> **Required task**
Write out each line of the listing as it stands, without the images.

##### Rows

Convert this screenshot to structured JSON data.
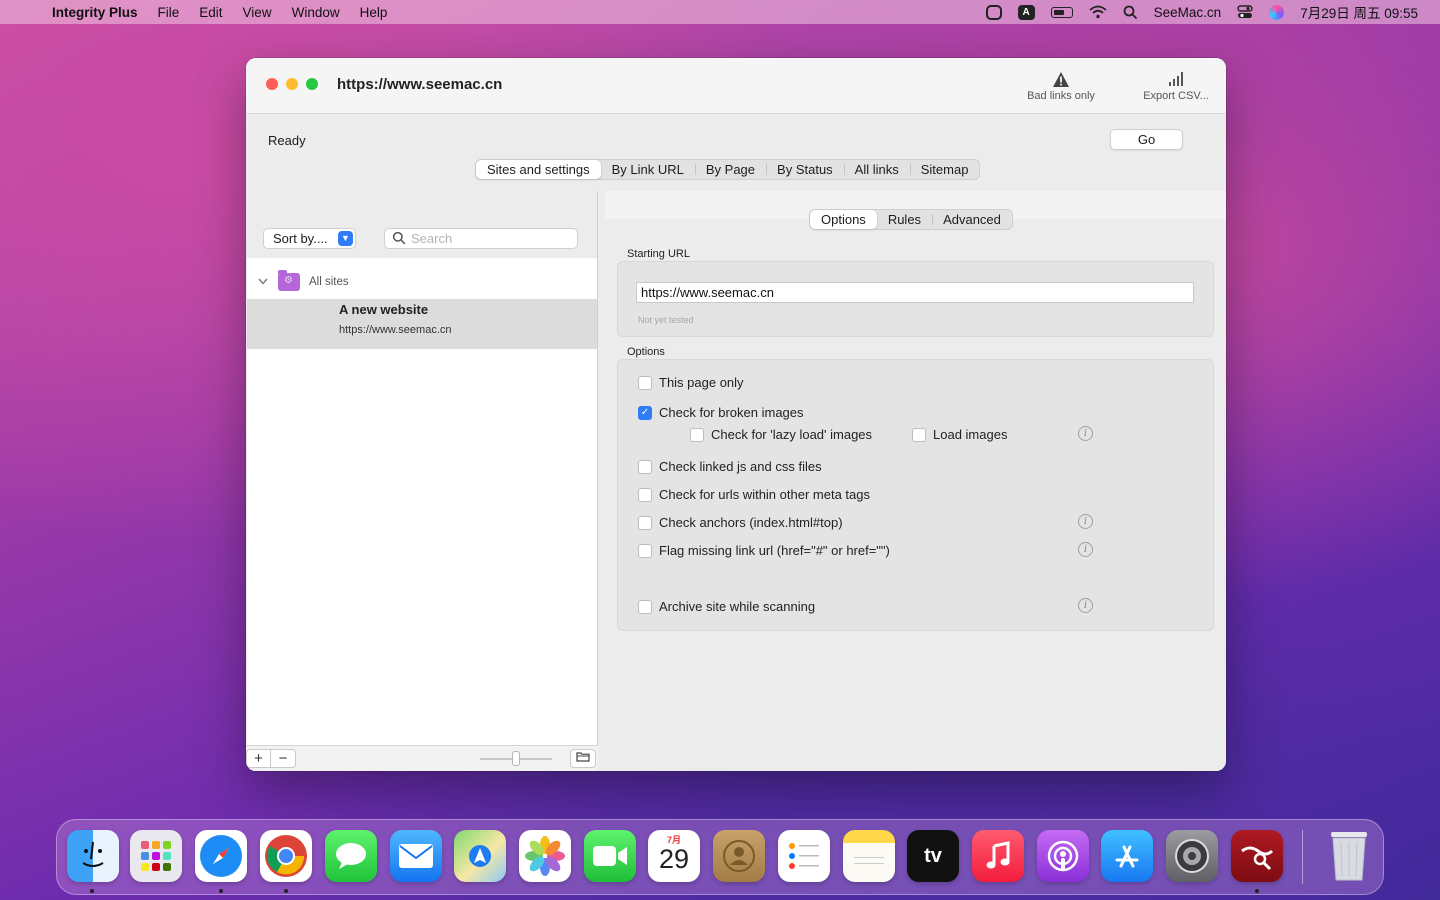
{
  "menubar": {
    "app_name": "Integrity Plus",
    "menus": [
      "File",
      "Edit",
      "View",
      "Window",
      "Help"
    ],
    "input_indicator": "A",
    "site_label": "SeeMac.cn",
    "datetime": "7月29日 周五 09:55"
  },
  "window": {
    "title": "https://www.seemac.cn",
    "toolbar": {
      "bad_links_label": "Bad links only",
      "export_label": "Export CSV..."
    },
    "status": "Ready",
    "go_label": "Go",
    "main_tabs": [
      "Sites and settings",
      "By Link URL",
      "By Page",
      "By Status",
      "All links",
      "Sitemap"
    ],
    "active_main_tab": 0
  },
  "sidebar": {
    "sort_label": "Sort by....",
    "search_placeholder": "Search",
    "group_label": "All sites",
    "site": {
      "name": "A new website",
      "url": "https://www.seemac.cn"
    }
  },
  "settings": {
    "sub_tabs": [
      "Options",
      "Rules",
      "Advanced"
    ],
    "active_sub_tab": 0,
    "starting_url_label": "Starting URL",
    "starting_url_value": "https://www.seemac.cn",
    "url_status": "Not yet tested",
    "options_label": "Options",
    "options": [
      {
        "label": "This page only",
        "checked": false
      },
      {
        "label": "Check for broken images",
        "checked": true
      },
      {
        "label": "Check for 'lazy load' images",
        "checked": false
      },
      {
        "label": "Load images",
        "checked": false
      },
      {
        "label": "Check linked js and css files",
        "checked": false
      },
      {
        "label": "Check for urls within other meta tags",
        "checked": false
      },
      {
        "label": "Check anchors (index.html#top)",
        "checked": false
      },
      {
        "label": "Flag missing link url (href=\"#\" or href=\"\")",
        "checked": false
      },
      {
        "label": "Archive site while scanning",
        "checked": false
      }
    ]
  },
  "dock": {
    "calendar_month": "7月",
    "calendar_day": "29",
    "tv_label": "tv",
    "apps": [
      "Finder",
      "Launchpad",
      "Safari",
      "Chrome",
      "Messages",
      "Mail",
      "Maps",
      "Photos",
      "FaceTime",
      "Calendar",
      "Contacts",
      "Reminders",
      "Notes",
      "TV",
      "Music",
      "Podcasts",
      "App Store",
      "System Preferences",
      "Integrity Plus",
      "Trash"
    ]
  },
  "colors": {
    "accent": "#2f7cf6",
    "close": "#ff5f57",
    "minimize": "#febc2e",
    "maximize": "#28c840",
    "selected_row": "#dcdcdc"
  }
}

##########

> **The reply**
Convert this screenshot to structured JSON data.
{
  "menubar": {
    "app_name": "Integrity Plus",
    "menus": [
      "File",
      "Edit",
      "View",
      "Window",
      "Help"
    ],
    "input_indicator": "A",
    "site_label": "SeeMac.cn",
    "datetime": "7月29日 周五 09:55"
  },
  "window": {
    "title": "https://www.seemac.cn",
    "toolbar": {
      "bad_links_label": "Bad links only",
      "export_label": "Export CSV..."
    },
    "status": "Ready",
    "go_label": "Go",
    "main_tabs": [
      "Sites and settings",
      "By Link URL",
      "By Page",
      "By Status",
      "All links",
      "Sitemap"
    ],
    "active_main_tab": 0
  },
  "sidebar": {
    "sort_label": "Sort by....",
    "search_placeholder": "Search",
    "group_label": "All sites",
    "site": {
      "name": "A new website",
      "url": "https://www.seemac.cn"
    }
  },
  "settings": {
    "sub_tabs": [
      "Options",
      "Rules",
      "Advanced"
    ],
    "active_sub_tab": 0,
    "starting_url_label": "Starting URL",
    "starting_url_value": "https://www.seemac.cn",
    "url_status": "Not yet tested",
    "options_label": "Options",
    "options": [
      {
        "label": "This page only",
        "checked": false
      },
      {
        "label": "Check for broken images",
        "checked": true
      },
      {
        "label": "Check for 'lazy load' images",
        "checked": false
      },
      {
        "label": "Load images",
        "checked": false
      },
      {
        "label": "Check linked js and css files",
        "checked": false
      },
      {
        "label": "Check for urls within other meta tags",
        "checked": false
      },
      {
        "label": "Check anchors (index.html#top)",
        "checked": false
      },
      {
        "label": "Flag missing link url (href=\"#\" or href=\"\")",
        "checked": false
      },
      {
        "label": "Archive site while scanning",
        "checked": false
      }
    ]
  },
  "dock": {
    "calendar_month": "7月",
    "calendar_day": "29",
    "tv_label": "tv",
    "apps": [
      "Finder",
      "Launchpad",
      "Safari",
      "Chrome",
      "Messages",
      "Mail",
      "Maps",
      "Photos",
      "FaceTime",
      "Calendar",
      "Contacts",
      "Reminders",
      "Notes",
      "TV",
      "Music",
      "Podcasts",
      "App Store",
      "System Preferences",
      "Integrity Plus",
      "Trash"
    ]
  },
  "colors": {
    "accent": "#2f7cf6",
    "close": "#ff5f57",
    "minimize": "#febc2e",
    "maximize": "#28c840",
    "selected_row": "#dcdcdc"
  }
}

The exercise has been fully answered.